# THE PROBLEM
Pick up the email thread about whether an application should create its own database, and continue it from its last line.

# PASSAGE SHOWN
==*==
On Wed, Jul 8, 2015 at 3:55 AM, Karsten Hilbert <karsten.hilb...@gmx.net>
wrote:

> On Tue, Jul 07, 2015 at 06:57:45AM -0500, John McKown wrote:
>
> > >>> >at a bare minimum, a database administrator needs to create database
> > >>> >roles (users) and databases for an app like yours.
> > >>>
> > >> The admin don't need to create the db. It is done by the application
> > >> (sqlalchemy-utils on Python3) itself.
> > >>
> > >
> > > an application should not have the privileges to do that.   you don't
> run
> > > your apps as 'root', do you?   why would you run them as a database
> > > administrator ?
> >
> >
> > ​Trigger Warning (Thanks, Mallard Fillmore)
==*==
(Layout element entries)
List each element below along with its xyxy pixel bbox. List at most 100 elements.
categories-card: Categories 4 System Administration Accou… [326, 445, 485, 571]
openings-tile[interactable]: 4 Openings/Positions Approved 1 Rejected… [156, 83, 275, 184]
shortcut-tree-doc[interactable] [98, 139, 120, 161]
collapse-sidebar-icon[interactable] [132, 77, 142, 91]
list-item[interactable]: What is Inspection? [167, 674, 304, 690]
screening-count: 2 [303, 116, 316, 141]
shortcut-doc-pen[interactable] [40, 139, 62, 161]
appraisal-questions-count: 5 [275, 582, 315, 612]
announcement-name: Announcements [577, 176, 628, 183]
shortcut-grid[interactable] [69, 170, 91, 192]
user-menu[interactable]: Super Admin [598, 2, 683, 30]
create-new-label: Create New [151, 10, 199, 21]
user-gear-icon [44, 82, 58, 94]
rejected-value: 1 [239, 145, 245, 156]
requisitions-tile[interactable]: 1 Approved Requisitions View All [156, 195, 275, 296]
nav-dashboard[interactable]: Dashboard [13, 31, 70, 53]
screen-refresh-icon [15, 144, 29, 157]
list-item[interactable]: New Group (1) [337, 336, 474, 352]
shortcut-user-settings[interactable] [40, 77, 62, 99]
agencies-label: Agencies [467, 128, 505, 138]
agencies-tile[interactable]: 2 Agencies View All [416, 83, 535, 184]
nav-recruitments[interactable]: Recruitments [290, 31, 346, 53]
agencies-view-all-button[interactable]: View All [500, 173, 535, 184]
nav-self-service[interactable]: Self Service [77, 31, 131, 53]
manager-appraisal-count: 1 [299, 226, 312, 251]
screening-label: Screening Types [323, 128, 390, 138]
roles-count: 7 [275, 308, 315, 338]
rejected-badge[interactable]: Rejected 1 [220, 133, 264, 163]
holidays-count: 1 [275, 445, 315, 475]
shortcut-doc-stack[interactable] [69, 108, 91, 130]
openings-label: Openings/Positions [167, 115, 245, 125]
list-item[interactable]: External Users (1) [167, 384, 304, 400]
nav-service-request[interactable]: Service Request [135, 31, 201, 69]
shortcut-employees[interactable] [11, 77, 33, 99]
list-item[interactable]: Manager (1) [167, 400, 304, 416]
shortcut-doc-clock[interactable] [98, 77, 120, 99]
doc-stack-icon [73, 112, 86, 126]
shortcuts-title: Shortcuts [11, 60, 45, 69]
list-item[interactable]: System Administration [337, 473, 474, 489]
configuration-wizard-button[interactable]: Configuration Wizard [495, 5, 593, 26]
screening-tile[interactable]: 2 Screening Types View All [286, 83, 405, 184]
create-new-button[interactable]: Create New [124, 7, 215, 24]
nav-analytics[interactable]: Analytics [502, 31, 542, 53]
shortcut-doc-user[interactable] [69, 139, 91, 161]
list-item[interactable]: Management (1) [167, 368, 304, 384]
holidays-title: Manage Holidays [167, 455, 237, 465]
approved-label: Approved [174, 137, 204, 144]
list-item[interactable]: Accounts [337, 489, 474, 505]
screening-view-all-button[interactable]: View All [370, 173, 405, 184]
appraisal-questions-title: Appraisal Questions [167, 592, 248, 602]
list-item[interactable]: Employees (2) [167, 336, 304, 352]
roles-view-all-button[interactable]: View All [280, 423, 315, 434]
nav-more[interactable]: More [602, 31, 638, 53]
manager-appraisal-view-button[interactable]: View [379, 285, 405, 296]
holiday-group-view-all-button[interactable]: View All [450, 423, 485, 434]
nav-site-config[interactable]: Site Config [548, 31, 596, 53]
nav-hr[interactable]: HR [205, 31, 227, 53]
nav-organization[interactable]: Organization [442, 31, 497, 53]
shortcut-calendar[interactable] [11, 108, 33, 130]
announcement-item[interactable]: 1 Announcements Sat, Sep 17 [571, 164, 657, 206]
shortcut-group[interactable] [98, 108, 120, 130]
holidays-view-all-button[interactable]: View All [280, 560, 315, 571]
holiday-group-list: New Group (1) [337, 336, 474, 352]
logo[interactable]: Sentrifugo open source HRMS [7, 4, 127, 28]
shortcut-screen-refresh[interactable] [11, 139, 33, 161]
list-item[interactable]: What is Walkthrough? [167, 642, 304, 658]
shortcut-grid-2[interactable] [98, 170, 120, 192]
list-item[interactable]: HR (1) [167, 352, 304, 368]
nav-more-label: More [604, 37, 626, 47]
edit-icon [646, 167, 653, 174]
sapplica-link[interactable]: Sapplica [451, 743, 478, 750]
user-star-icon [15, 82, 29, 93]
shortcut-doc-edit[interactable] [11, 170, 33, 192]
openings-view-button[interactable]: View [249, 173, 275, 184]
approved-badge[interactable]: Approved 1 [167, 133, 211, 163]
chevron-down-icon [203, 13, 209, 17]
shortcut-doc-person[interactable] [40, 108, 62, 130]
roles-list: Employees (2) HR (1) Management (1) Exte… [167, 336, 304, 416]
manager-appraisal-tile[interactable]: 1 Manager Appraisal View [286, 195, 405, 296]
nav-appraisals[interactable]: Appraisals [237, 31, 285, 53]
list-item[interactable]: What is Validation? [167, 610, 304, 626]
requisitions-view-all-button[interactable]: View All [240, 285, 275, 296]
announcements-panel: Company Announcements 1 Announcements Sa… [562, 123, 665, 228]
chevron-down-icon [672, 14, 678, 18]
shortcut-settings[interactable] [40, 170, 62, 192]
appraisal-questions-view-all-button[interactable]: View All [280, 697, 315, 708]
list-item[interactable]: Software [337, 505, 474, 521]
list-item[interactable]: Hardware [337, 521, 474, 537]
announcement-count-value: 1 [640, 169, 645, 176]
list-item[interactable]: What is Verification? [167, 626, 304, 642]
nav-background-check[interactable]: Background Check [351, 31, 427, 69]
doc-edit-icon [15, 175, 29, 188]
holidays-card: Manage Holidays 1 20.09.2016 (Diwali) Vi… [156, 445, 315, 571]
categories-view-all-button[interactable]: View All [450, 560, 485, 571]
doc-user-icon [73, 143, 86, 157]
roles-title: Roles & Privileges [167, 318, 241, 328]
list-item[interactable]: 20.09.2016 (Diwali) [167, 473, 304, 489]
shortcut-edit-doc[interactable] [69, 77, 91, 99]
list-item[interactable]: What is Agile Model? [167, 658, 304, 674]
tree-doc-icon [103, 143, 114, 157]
==*==
# OUTPUT
> >
> > I agree with you on this. If I were a customer and some vendor said: "Oh
> > yes, to run our product, you must configure your multi-user data base to
> > disable passwords and run it as a DBA so that it can make schema changes
> on
> > the fly", then I'd simply say "no sale". Of course, in regards to the
> > schema, it would be proper to document what the DBA needs to do to set up
> > the data base with the proper tables and other items.
>
> In fact, an app might have an option to emit a script for
> the DBA to run. Or even offer to run it for the DBA given
> proper credentials are provided on the spot.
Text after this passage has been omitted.